§ Exercise goal:
Every line containing the word "world" needs to be found and copied.

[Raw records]
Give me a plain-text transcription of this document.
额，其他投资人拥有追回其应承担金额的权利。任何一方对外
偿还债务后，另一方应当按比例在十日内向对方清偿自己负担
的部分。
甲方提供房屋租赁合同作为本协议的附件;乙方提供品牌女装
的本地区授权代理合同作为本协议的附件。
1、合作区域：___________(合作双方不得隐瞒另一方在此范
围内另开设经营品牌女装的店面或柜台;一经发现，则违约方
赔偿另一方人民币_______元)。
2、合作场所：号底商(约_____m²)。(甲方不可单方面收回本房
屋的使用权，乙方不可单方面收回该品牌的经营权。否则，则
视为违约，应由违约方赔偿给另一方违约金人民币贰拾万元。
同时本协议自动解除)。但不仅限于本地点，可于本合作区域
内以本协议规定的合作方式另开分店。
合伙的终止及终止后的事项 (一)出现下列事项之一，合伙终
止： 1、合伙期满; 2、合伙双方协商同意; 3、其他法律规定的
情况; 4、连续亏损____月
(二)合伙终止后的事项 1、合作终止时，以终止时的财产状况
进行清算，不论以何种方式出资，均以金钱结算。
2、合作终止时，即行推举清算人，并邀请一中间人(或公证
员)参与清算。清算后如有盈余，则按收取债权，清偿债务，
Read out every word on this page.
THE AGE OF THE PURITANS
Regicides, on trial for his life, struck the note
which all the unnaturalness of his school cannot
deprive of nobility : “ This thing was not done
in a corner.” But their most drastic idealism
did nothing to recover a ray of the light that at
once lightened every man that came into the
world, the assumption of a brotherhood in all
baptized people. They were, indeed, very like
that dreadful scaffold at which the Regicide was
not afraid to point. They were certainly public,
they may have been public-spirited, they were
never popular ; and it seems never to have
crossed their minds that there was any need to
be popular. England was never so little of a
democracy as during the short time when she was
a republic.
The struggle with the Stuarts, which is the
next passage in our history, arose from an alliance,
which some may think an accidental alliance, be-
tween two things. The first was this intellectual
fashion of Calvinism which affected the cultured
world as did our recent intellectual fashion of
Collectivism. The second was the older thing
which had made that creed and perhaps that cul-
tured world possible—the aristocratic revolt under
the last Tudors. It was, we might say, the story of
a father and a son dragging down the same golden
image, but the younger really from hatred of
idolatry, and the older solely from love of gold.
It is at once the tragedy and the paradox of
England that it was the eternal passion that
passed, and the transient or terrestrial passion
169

§ Output:
world, the assumption of a brotherhood in all
world as did our recent intellectual fashion of
tured world possible—the aristocratic revolt under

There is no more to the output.